::: Extracted material
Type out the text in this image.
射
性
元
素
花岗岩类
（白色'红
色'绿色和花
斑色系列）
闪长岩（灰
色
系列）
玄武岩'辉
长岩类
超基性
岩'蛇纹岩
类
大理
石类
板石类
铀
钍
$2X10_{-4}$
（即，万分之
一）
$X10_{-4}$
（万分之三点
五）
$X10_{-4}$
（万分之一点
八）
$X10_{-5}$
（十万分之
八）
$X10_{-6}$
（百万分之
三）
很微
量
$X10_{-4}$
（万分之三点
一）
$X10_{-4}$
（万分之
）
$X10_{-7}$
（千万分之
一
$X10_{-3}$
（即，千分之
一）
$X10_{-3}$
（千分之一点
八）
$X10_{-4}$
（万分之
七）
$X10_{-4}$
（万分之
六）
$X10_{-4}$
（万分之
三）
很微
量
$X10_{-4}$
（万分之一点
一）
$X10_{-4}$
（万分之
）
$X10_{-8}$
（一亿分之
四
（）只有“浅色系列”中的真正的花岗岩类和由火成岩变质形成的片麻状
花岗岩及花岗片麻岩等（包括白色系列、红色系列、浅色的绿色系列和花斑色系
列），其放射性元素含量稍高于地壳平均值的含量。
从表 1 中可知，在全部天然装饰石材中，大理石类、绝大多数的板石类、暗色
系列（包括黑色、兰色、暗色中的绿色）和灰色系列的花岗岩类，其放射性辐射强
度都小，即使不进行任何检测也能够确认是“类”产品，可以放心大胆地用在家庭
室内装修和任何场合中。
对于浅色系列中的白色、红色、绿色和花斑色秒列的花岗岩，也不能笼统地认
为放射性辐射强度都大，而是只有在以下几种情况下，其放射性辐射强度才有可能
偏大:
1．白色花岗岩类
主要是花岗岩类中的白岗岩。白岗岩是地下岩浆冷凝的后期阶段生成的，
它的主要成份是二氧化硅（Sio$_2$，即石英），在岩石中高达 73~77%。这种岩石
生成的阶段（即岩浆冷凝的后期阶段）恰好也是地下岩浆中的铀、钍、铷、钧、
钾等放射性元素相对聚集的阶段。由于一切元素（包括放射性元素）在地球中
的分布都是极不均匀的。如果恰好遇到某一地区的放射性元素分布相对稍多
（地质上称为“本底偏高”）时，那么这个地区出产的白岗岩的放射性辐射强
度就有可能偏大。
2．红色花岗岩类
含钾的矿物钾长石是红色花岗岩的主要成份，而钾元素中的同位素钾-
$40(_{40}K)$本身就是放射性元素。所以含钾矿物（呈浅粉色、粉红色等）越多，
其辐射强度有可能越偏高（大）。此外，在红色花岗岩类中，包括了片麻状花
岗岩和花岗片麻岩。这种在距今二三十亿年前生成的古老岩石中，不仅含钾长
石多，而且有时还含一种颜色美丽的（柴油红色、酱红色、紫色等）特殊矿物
::::::
**Given task:** Exactly as written above, please repeat the entries.

**In response:**
Type out the text in this image.
射
性
元
素
花岗岩类
（白色'红
色'绿色和花
斑色系列）
闪长岩（灰
色
系列）
玄武岩'辉
长岩类
超基性
岩'蛇纹岩
类
大理
石类
板石类
铀
钍
$2X10_{-4}$
（即，万分之
一）
$X10_{-4}$
（万分之三点
五）
$X10_{-4}$
（万分之一点
八）
$X10_{-5}$
（十万分之
八）
$X10_{-6}$
（百万分之
三）
很微
量
$X10_{-4}$
（万分之三点
一）
$X10_{-4}$
（万分之
）
$X10_{-7}$
（千万分之
一
$X10_{-3}$
（即，千分之
一）
$X10_{-3}$
（千分之一点
八）
$X10_{-4}$
（万分之
七）
$X10_{-4}$
（万分之
六）
$X10_{-4}$
（万分之
三）
很微
量
$X10_{-4}$
（万分之一点
一）
$X10_{-4}$
（万分之
）
$X10_{-8}$
（一亿分之
四
（）只有“浅色系列”中的真正的花岗岩类和由火成岩变质形成的片麻状
花岗岩及花岗片麻岩等（包括白色系列、红色系列、浅色的绿色系列和花斑色系
列），其放射性元素含量稍高于地壳平均值的含量。
从表 1 中可知，在全部天然装饰石材中，大理石类、绝大多数的板石类、暗色
系列（包括黑色、兰色、暗色中的绿色）和灰色系列的花岗岩类，其放射性辐射强
度都小，即使不进行任何检测也能够确认是“类”产品，可以放心大胆地用在家庭
室内装修和任何场合中。
对于浅色系列中的白色、红色、绿色和花斑色秒列的花岗岩，也不能笼统地认
为放射性辐射强度都大，而是只有在以下几种情况下，其放射性辐射强度才有可能
偏大:
1．白色花岗岩类
主要是花岗岩类中的白岗岩。白岗岩是地下岩浆冷凝的后期阶段生成的，
它的主要成份是二氧化硅（Sio$_2$，即石英），在岩石中高达 73~77%。这种岩石
生成的阶段（即岩浆冷凝的后期阶段）恰好也是地下岩浆中的铀、钍、铷、钧、
钾等放射性元素相对聚集的阶段。由于一切元素（包括放射性元素）在地球中
的分布都是极不均匀的。如果恰好遇到某一地区的放射性元素分布相对稍多
（地质上称为“本底偏高”）时，那么这个地区出产的白岗岩的放射性辐射强
度就有可能偏大。
2．红色花岗岩类
含钾的矿物钾长石是红色花岗岩的主要成份，而钾元素中的同位素钾-
$40(_{40}K)$本身就是放射性元素。所以含钾矿物（呈浅粉色、粉红色等）越多，
其辐射强度有可能越偏高（大）。此外，在红色花岗岩类中，包括了片麻状花
岗岩和花岗片麻岩。这种在距今二三十亿年前生成的古老岩石中，不仅含钾长
石多，而且有时还含一种颜色美丽的（柴油红色、酱红色、紫色等）特殊矿物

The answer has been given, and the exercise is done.